* _OBJECTIVE_: Pictures excluded, copy word for word the lines from the one holding "Give me the" through the last line below.

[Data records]
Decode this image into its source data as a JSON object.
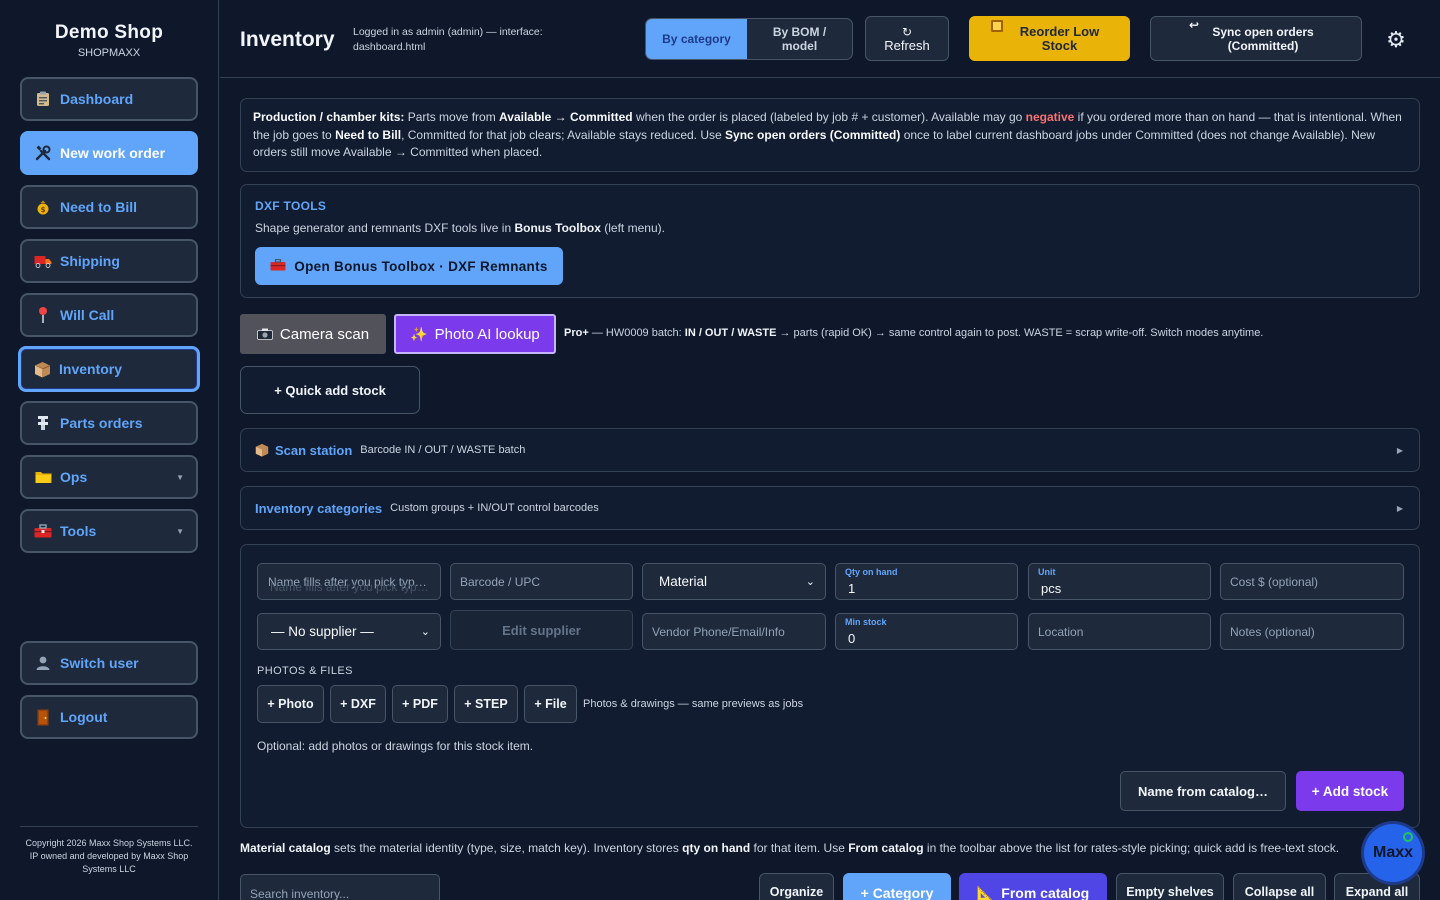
{
  "brand": {
    "title": "Demo Shop",
    "subtitle": "SHOPMAXX"
  },
  "nav": {
    "dashboard": "Dashboard",
    "new_work_order": "New work order",
    "need_to_bill": "Need to Bill",
    "shipping": "Shipping",
    "will_call": "Will Call",
    "inventory": "Inventory",
    "parts_orders": "Parts orders",
    "ops": "Ops",
    "tools": "Tools",
    "switch_user": "Switch user",
    "logout": "Logout"
  },
  "copyright": "Copyright 2026 Maxx Shop Systems LLC. IP owned and developed by Maxx Shop Systems LLC",
  "header": {
    "title": "Inventory",
    "login_info": "Logged in as admin (admin) — interface: dashboard.html",
    "view_by_category": "By category",
    "view_by_bom": "By BOM / model",
    "refresh_icon": "↻",
    "refresh": "Refresh",
    "reorder": "Reorder Low Stock",
    "sync": "Sync open orders (Committed)"
  },
  "info": {
    "t1": "Production / chamber kits:",
    "t2": " Parts move from ",
    "t3": "Available → Committed",
    "t4": " when the order is placed (labeled by job # + customer). Available may go ",
    "t5": "negative",
    "t6": " if you ordered more than on hand — that is intentional. When the job goes to ",
    "t7": "Need to Bill",
    "t8": ", Committed for that job clears; Available stays reduced. Use ",
    "t9": "Sync open orders (Committed)",
    "t10": " once to label current dashboard jobs under Committed (does not change Available). New orders still move Available → Committed when placed."
  },
  "dxf": {
    "title": "DXF TOOLS",
    "t1": "Shape generator and remnants DXF tools live in ",
    "t2": "Bonus Toolbox",
    "t3": " (left menu).",
    "button": "Open Bonus Toolbox · DXF Remnants"
  },
  "scan_row": {
    "camera": "Camera scan",
    "photo_ai": "Photo AI lookup",
    "n1": "Pro+",
    "n2": " — HW0009 batch: ",
    "n3": "IN / OUT / WASTE",
    "n4": " → parts (rapid OK) → same control again to post. WASTE = scrap write-off. Switch modes anytime.",
    "quick_add": "+ Quick add stock"
  },
  "scan_station": {
    "title": "Scan station",
    "subtitle": "Barcode IN / OUT / WASTE batch"
  },
  "inv_categories": {
    "title": "Inventory categories",
    "subtitle": "Custom groups + IN/OUT control barcodes"
  },
  "form": {
    "name_placeholder": "Name fills after you pick typ…",
    "name_ghost": "Name fills after you pick typ…",
    "barcode_placeholder": "Barcode / UPC",
    "material": "Material",
    "qty_label": "Qty on hand",
    "qty_value": "1",
    "unit_label": "Unit",
    "unit_value": "pcs",
    "cost_placeholder": "Cost $ (optional)",
    "supplier": "— No supplier —",
    "edit_supplier": "Edit supplier",
    "vendor_placeholder": "Vendor Phone/Email/Info",
    "min_label": "Min stock",
    "min_value": "0",
    "location_placeholder": "Location",
    "notes_placeholder": "Notes (optional)",
    "photos_label": "PHOTOS & FILES",
    "btn_photo": "+ Photo",
    "btn_dxf": "+ DXF",
    "btn_pdf": "+ PDF",
    "btn_step": "+ STEP",
    "btn_file": "+ File",
    "files_note": "Photos & drawings — same previews as jobs",
    "optional_note": "Optional: add photos or drawings for this stock item.",
    "name_from_catalog": "Name from catalog…",
    "add_stock": "+ Add stock"
  },
  "catalog_note": {
    "c1": "Material catalog",
    "c2": " sets the material identity (type, size, match key). Inventory stores ",
    "c3": "qty on hand",
    "c4": " for that item. Use ",
    "c5": "From catalog",
    "c6": " in the toolbar above the list for rates-style picking; quick add is free-text stock."
  },
  "toolbar": {
    "search_placeholder": "Search inventory...",
    "organize": "Organize",
    "category": "+ Category",
    "from_catalog": "From catalog",
    "empty_shelves": "Empty shelves",
    "collapse_all": "Collapse all",
    "expand_all": "Expand all"
  },
  "assistant": {
    "label": "Maxx"
  }
}
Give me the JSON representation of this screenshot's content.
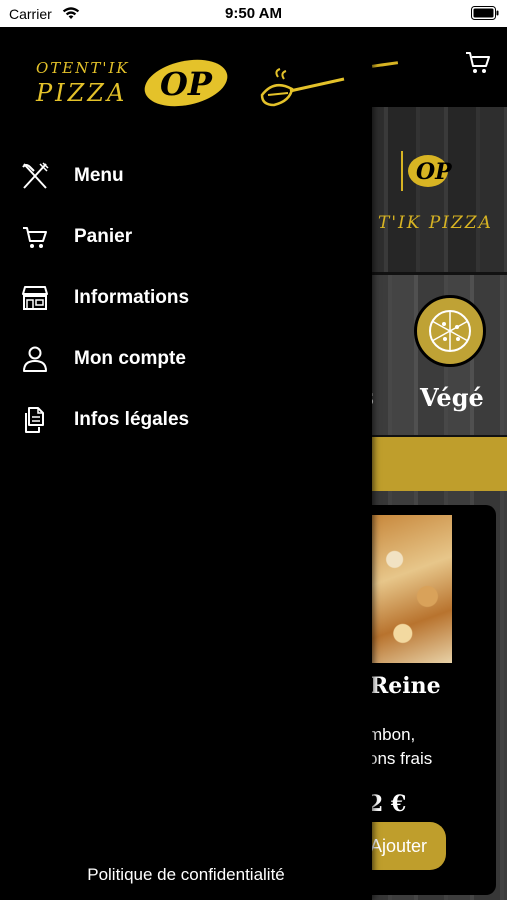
{
  "status_bar": {
    "carrier": "Carrier",
    "time": "9:50 AM"
  },
  "drawer": {
    "logo": {
      "line1": "OTENT'IK",
      "line2": "PIZZA",
      "mark": "OP"
    },
    "menu_items": [
      {
        "label": "Menu",
        "icon": "fork-knife-icon"
      },
      {
        "label": "Panier",
        "icon": "cart-icon"
      },
      {
        "label": "Informations",
        "icon": "storefront-icon"
      },
      {
        "label": "Mon compte",
        "icon": "person-icon"
      },
      {
        "label": "Infos légales",
        "icon": "documents-icon"
      }
    ],
    "privacy_link": "Politique de confidentialité"
  },
  "background": {
    "hero_brand": "T'IK PIZZA",
    "category_partial": "s",
    "category_label": "Végé",
    "card_title": "Reine",
    "card_desc_line1": "mbon,",
    "card_desc_line2": "ons frais",
    "card_price": "2 €",
    "card_button": "Ajouter"
  },
  "colors": {
    "accent_gold": "#e4c22a",
    "button_gold": "#bf9e2c",
    "drawer_bg": "#000000"
  }
}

* _FINISHED EXERCISE_:
Give me the JSON representation of this screenshot's content.
{
  "status_bar": {
    "carrier": "Carrier",
    "time": "9:50 AM"
  },
  "drawer": {
    "logo": {
      "line1": "OTENT'IK",
      "line2": "PIZZA",
      "mark": "OP"
    },
    "menu_items": [
      {
        "label": "Menu",
        "icon": "fork-knife-icon"
      },
      {
        "label": "Panier",
        "icon": "cart-icon"
      },
      {
        "label": "Informations",
        "icon": "storefront-icon"
      },
      {
        "label": "Mon compte",
        "icon": "person-icon"
      },
      {
        "label": "Infos légales",
        "icon": "documents-icon"
      }
    ],
    "privacy_link": "Politique de confidentialité"
  },
  "background": {
    "hero_brand": "T'IK PIZZA",
    "category_partial": "s",
    "category_label": "Végé",
    "card_title": "Reine",
    "card_desc_line1": "mbon,",
    "card_desc_line2": "ons frais",
    "card_price": "2 €",
    "card_button": "Ajouter"
  },
  "colors": {
    "accent_gold": "#e4c22a",
    "button_gold": "#bf9e2c",
    "drawer_bg": "#000000"
  }
}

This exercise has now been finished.